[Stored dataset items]
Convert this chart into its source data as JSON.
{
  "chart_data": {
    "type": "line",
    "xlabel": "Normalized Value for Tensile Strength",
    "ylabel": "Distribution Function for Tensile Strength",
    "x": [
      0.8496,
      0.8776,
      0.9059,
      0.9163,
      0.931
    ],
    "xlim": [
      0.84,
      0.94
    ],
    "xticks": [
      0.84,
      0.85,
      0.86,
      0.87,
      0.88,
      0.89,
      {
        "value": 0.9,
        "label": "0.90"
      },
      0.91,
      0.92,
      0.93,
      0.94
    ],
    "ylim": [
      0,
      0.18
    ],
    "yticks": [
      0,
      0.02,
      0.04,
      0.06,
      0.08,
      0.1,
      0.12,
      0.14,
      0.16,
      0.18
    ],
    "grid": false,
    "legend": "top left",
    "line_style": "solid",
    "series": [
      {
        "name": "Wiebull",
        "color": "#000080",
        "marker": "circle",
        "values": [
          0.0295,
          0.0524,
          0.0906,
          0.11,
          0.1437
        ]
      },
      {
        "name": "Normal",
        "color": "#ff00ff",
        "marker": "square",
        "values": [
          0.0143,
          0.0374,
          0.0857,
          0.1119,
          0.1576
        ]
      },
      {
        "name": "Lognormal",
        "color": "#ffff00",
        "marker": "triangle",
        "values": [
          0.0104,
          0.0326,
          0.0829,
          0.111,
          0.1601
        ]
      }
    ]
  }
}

- _Exercise goal_
The records above should all be quoted exactly, please.

- _Result_
Convert this chart into its source data as JSON.
{
  "chart_data": {
    "type": "line",
    "xlabel": "Normalized Value for Tensile Strength",
    "ylabel": "Distribution Function for Tensile Strength",
    "x": [
      0.8496,
      0.8776,
      0.9059,
      0.9163,
      0.931
    ],
    "xlim": [
      0.84,
      0.94
    ],
    "xticks": [
      0.84,
      0.85,
      0.86,
      0.87,
      0.88,
      0.89,
      {
        "value": 0.9,
        "label": "0.90"
      },
      0.91,
      0.92,
      0.93,
      0.94
    ],
    "ylim": [
      0,
      0.18
    ],
    "yticks": [
      0,
      0.02,
      0.04,
      0.06,
      0.08,
      0.1,
      0.12,
      0.14,
      0.16,
      0.18
    ],
    "grid": false,
    "legend": "top left",
    "line_style": "solid",
    "series": [
      {
        "name": "Wiebull",
        "color": "#000080",
        "marker": "circle",
        "values": [
          0.0295,
          0.0524,
          0.0906,
          0.11,
          0.1437
        ]
      },
      {
        "name": "Normal",
        "color": "#ff00ff",
        "marker": "square",
        "values": [
          0.0143,
          0.0374,
          0.0857,
          0.1119,
          0.1576
        ]
      },
      {
        "name": "Lognormal",
        "color": "#ffff00",
        "marker": "triangle",
        "values": [
          0.0104,
          0.0326,
          0.0829,
          0.111,
          0.1601
        ]
      }
    ]
  }
}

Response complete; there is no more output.